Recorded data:
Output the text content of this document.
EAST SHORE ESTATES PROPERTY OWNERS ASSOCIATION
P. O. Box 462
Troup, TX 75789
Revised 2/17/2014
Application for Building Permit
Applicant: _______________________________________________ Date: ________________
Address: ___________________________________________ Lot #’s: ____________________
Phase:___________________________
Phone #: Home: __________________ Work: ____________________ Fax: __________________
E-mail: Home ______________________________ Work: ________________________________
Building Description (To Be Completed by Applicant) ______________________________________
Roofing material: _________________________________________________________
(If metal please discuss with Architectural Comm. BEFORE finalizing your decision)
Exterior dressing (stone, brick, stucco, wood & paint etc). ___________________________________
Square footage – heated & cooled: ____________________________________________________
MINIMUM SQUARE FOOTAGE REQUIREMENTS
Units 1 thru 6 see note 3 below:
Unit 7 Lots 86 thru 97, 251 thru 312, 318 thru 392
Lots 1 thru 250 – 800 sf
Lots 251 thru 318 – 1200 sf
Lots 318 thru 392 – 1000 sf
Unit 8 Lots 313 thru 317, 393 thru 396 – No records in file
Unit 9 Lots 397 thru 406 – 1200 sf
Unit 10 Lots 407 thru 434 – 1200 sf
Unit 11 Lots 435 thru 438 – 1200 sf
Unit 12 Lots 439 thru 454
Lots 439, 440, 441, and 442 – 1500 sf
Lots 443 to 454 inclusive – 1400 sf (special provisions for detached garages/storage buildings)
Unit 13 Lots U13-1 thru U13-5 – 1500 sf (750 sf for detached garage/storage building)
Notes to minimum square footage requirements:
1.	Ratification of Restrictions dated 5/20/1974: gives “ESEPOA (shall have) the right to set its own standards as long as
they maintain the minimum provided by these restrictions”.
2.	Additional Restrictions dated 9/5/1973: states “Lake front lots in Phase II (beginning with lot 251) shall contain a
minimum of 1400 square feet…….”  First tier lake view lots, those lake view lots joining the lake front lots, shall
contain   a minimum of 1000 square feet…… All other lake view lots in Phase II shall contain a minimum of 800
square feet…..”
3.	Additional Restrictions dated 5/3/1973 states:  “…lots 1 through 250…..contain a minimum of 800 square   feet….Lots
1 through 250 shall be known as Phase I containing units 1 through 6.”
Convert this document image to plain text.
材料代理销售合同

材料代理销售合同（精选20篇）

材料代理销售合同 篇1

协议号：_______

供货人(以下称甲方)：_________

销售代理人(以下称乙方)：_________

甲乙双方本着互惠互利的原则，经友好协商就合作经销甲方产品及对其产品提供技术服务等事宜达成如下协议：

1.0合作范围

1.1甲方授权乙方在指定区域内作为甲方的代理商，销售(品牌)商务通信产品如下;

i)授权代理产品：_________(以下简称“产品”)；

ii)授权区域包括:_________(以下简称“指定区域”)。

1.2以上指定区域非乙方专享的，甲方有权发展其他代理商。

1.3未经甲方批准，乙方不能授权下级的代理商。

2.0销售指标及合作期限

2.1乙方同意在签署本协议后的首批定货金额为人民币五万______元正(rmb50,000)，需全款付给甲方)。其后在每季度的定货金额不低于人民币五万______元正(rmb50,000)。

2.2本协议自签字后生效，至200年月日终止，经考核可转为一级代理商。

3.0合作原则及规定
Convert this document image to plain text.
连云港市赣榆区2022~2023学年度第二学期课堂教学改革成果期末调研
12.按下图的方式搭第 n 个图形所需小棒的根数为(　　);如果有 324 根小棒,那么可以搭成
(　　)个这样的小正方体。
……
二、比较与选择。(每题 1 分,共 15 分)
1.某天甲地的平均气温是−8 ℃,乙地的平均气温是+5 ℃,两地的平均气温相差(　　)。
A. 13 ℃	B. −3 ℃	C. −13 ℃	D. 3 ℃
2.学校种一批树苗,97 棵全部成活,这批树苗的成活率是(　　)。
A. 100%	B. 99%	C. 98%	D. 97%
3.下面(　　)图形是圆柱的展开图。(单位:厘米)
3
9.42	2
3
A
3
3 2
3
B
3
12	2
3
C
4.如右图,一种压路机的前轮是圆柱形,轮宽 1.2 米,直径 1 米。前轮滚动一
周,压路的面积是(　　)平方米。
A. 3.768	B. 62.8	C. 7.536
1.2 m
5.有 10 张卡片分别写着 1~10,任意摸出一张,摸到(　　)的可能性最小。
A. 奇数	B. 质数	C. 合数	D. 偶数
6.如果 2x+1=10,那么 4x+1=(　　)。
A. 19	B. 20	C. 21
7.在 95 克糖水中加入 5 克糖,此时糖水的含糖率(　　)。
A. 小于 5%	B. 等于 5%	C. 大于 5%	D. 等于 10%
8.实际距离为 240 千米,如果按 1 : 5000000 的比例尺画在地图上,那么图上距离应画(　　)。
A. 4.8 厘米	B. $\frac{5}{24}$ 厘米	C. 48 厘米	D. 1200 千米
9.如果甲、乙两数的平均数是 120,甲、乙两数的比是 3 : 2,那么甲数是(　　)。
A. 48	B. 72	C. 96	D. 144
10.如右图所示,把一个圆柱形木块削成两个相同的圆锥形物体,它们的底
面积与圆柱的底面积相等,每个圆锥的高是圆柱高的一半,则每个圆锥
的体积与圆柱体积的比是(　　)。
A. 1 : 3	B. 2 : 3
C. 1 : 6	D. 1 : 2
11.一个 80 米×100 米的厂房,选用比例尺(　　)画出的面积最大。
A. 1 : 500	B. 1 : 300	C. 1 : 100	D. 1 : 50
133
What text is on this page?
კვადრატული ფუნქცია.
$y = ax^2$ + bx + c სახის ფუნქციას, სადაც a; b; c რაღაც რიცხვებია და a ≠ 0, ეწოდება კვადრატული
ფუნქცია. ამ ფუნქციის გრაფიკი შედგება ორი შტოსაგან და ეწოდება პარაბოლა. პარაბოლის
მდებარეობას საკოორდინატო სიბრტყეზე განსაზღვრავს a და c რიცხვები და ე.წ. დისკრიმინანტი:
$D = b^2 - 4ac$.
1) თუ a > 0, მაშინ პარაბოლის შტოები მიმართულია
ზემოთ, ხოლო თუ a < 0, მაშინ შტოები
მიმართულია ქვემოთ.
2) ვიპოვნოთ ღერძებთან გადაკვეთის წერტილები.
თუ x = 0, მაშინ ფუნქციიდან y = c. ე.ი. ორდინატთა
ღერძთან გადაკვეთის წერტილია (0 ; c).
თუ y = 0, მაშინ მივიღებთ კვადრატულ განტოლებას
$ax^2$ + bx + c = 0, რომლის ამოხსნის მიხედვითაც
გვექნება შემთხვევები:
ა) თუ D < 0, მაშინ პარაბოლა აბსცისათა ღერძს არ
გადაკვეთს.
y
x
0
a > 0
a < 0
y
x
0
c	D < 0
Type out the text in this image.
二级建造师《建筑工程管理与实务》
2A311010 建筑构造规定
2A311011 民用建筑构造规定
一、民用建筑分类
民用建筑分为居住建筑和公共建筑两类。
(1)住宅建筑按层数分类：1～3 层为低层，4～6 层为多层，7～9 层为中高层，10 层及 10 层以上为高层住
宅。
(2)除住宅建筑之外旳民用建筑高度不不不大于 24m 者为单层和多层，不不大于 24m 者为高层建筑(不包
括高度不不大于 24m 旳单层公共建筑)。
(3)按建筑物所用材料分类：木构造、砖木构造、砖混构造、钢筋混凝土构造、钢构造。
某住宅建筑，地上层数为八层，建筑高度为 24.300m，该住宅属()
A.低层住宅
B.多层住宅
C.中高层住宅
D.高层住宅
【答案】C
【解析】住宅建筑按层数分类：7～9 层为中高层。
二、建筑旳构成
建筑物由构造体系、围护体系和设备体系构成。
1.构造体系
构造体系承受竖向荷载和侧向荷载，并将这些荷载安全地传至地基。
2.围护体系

■ **What to produce**
All records above must be set down exactly, please.

■ **Written response**
Output the text content of this document.
EAST SHORE ESTATES PROPERTY OWNERS ASSOCIATION
P. O. Box 462
Troup, TX 75789
Revised 2/17/2014
Application for Building Permit
Applicant: _______________________________________________ Date: ________________
Address: ___________________________________________ Lot #’s: ____________________
Phase:___________________________
Phone #: Home: __________________ Work: ____________________ Fax: __________________
E-mail: Home ______________________________ Work: ________________________________
Building Description (To Be Completed by Applicant) ______________________________________
Roofing material: _________________________________________________________
(If metal please discuss with Architectural Comm. BEFORE finalizing your decision)
Exterior dressing (stone, brick, stucco, wood & paint etc). ___________________________________
Square footage – heated & cooled: ____________________________________________________
MINIMUM SQUARE FOOTAGE REQUIREMENTS
Units 1 thru 6 see note 3 below:
Unit 7 Lots 86 thru 97, 251 thru 312, 318 thru 392
Lots 1 thru 250 – 800 sf
Lots 251 thru 318 – 1200 sf
Lots 318 thru 392 – 1000 sf
Unit 8 Lots 313 thru 317, 393 thru 396 – No records in file
Unit 9 Lots 397 thru 406 – 1200 sf
Unit 10 Lots 407 thru 434 – 1200 sf
Unit 11 Lots 435 thru 438 – 1200 sf
Unit 12 Lots 439 thru 454
Lots 439, 440, 441, and 442 – 1500 sf
Lots 443 to 454 inclusive – 1400 sf (special provisions for detached garages/storage buildings)
Unit 13 Lots U13-1 thru U13-5 – 1500 sf (750 sf for detached garage/storage building)
Notes to minimum square footage requirements:
1.	Ratification of Restrictions dated 5/20/1974: gives “ESEPOA (shall have) the right to set its own standards as long as
they maintain the minimum provided by these restrictions”.
2.	Additional Restrictions dated 9/5/1973: states “Lake front lots in Phase II (beginning with lot 251) shall contain a
minimum of 1400 square feet…….”  First tier lake view lots, those lake view lots joining the lake front lots, shall
contain   a minimum of 1000 square feet…… All other lake view lots in Phase II shall contain a minimum of 800
square feet…..”
3.	Additional Restrictions dated 5/3/1973 states:  “…lots 1 through 250…..contain a minimum of 800 square   feet….Lots
1 through 250 shall be known as Phase I containing units 1 through 6.”
Convert this document image to plain text.
材料代理销售合同

材料代理销售合同（精选20篇）

材料代理销售合同 篇1

协议号：_______

供货人(以下称甲方)：_________

销售代理人(以下称乙方)：_________

甲乙双方本着互惠互利的原则，经友好协商就合作经销甲方产品及对其产品提供技术服务等事宜达成如下协议：

1.0合作范围

1.1甲方授权乙方在指定区域内作为甲方的代理商，销售(品牌)商务通信产品如下;

i)授权代理产品：_________(以下简称“产品”)；

ii)授权区域包括:_________(以下简称“指定区域”)。

1.2以上指定区域非乙方专享的，甲方有权发展其他代理商。

1.3未经甲方批准，乙方不能授权下级的代理商。

2.0销售指标及合作期限

2.1乙方同意在签署本协议后的首批定货金额为人民币五万______元正(rmb50,000)，需全款付给甲方)。其后在每季度的定货金额不低于人民币五万______元正(rmb50,000)。

2.2本协议自签字后生效，至200年月日终止，经考核可转为一级代理商。

3.0合作原则及规定
Convert this document image to plain text.
连云港市赣榆区2022~2023学年度第二学期课堂教学改革成果期末调研
12.按下图的方式搭第 n 个图形所需小棒的根数为(　　);如果有 324 根小棒,那么可以搭成
(　　)个这样的小正方体。
……
二、比较与选择。(每题 1 分,共 15 分)
1.某天甲地的平均气温是−8 ℃,乙地的平均气温是+5 ℃,两地的平均气温相差(　　)。
A. 13 ℃	B. −3 ℃	C. −13 ℃	D. 3 ℃
2.学校种一批树苗,97 棵全部成活,这批树苗的成活率是(　　)。
A. 100%	B. 99%	C. 98%	D. 97%
3.下面(　　)图形是圆柱的展开图。(单位:厘米)
3
9.42	2
3
A
3
3 2
3
B
3
12	2
3
C
4.如右图,一种压路机的前轮是圆柱形,轮宽 1.2 米,直径 1 米。前轮滚动一
周,压路的面积是(　　)平方米。
A. 3.768	B. 62.8	C. 7.536
1.2 m
5.有 10 张卡片分别写着 1~10,任意摸出一张,摸到(　　)的可能性最小。
A. 奇数	B. 质数	C. 合数	D. 偶数
6.如果 2x+1=10,那么 4x+1=(　　)。
A. 19	B. 20	C. 21
7.在 95 克糖水中加入 5 克糖,此时糖水的含糖率(　　)。
A. 小于 5%	B. 等于 5%	C. 大于 5%	D. 等于 10%
8.实际距离为 240 千米,如果按 1 : 5000000 的比例尺画在地图上,那么图上距离应画(　　)。
A. 4.8 厘米	B. $\frac{5}{24}$ 厘米	C. 48 厘米	D. 1200 千米
9.如果甲、乙两数的平均数是 120,甲、乙两数的比是 3 : 2,那么甲数是(　　)。
A. 48	B. 72	C. 96	D. 144
10.如右图所示,把一个圆柱形木块削成两个相同的圆锥形物体,它们的底
面积与圆柱的底面积相等,每个圆锥的高是圆柱高的一半,则每个圆锥
的体积与圆柱体积的比是(　　)。
A. 1 : 3	B. 2 : 3
C. 1 : 6	D. 1 : 2
11.一个 80 米×100 米的厂房,选用比例尺(　　)画出的面积最大。
A. 1 : 500	B. 1 : 300	C. 1 : 100	D. 1 : 50
133
What text is on this page?
კვადრატული ფუნქცია.
$y = ax^2$ + bx + c სახის ფუნქციას, სადაც a; b; c რაღაც რიცხვებია და a ≠ 0, ეწოდება კვადრატული
ფუნქცია. ამ ფუნქციის გრაფიკი შედგება ორი შტოსაგან და ეწოდება პარაბოლა. პარაბოლის
მდებარეობას საკოორდინატო სიბრტყეზე განსაზღვრავს a და c რიცხვები და ე.წ. დისკრიმინანტი:
$D = b^2 - 4ac$.
1) თუ a > 0, მაშინ პარაბოლის შტოები მიმართულია
ზემოთ, ხოლო თუ a < 0, მაშინ შტოები
მიმართულია ქვემოთ.
2) ვიპოვნოთ ღერძებთან გადაკვეთის წერტილები.
თუ x = 0, მაშინ ფუნქციიდან y = c. ე.ი. ორდინატთა
ღერძთან გადაკვეთის წერტილია (0 ; c).
თუ y = 0, მაშინ მივიღებთ კვადრატულ განტოლებას
$ax^2$ + bx + c = 0, რომლის ამოხსნის მიხედვითაც
გვექნება შემთხვევები:
ა) თუ D < 0, მაშინ პარაბოლა აბსცისათა ღერძს არ
გადაკვეთს.
y
x
0
a > 0
a < 0
y
x
0
c	D < 0
Type out the text in this image.
二级建造师《建筑工程管理与实务》
2A311010 建筑构造规定
2A311011 民用建筑构造规定
一、民用建筑分类
民用建筑分为居住建筑和公共建筑两类。
(1)住宅建筑按层数分类：1～3 层为低层，4～6 层为多层，7～9 层为中高层，10 层及 10 层以上为高层住
宅。
(2)除住宅建筑之外旳民用建筑高度不不不大于 24m 者为单层和多层，不不大于 24m 者为高层建筑(不包
括高度不不大于 24m 旳单层公共建筑)。
(3)按建筑物所用材料分类：木构造、砖木构造、砖混构造、钢筋混凝土构造、钢构造。
某住宅建筑，地上层数为八层，建筑高度为 24.300m，该住宅属()
A.低层住宅
B.多层住宅
C.中高层住宅
D.高层住宅
【答案】C
【解析】住宅建筑按层数分类：7～9 层为中高层。
二、建筑旳构成
建筑物由构造体系、围护体系和设备体系构成。
1.构造体系
构造体系承受竖向荷载和侧向荷载，并将这些荷载安全地传至地基。
2.围护体系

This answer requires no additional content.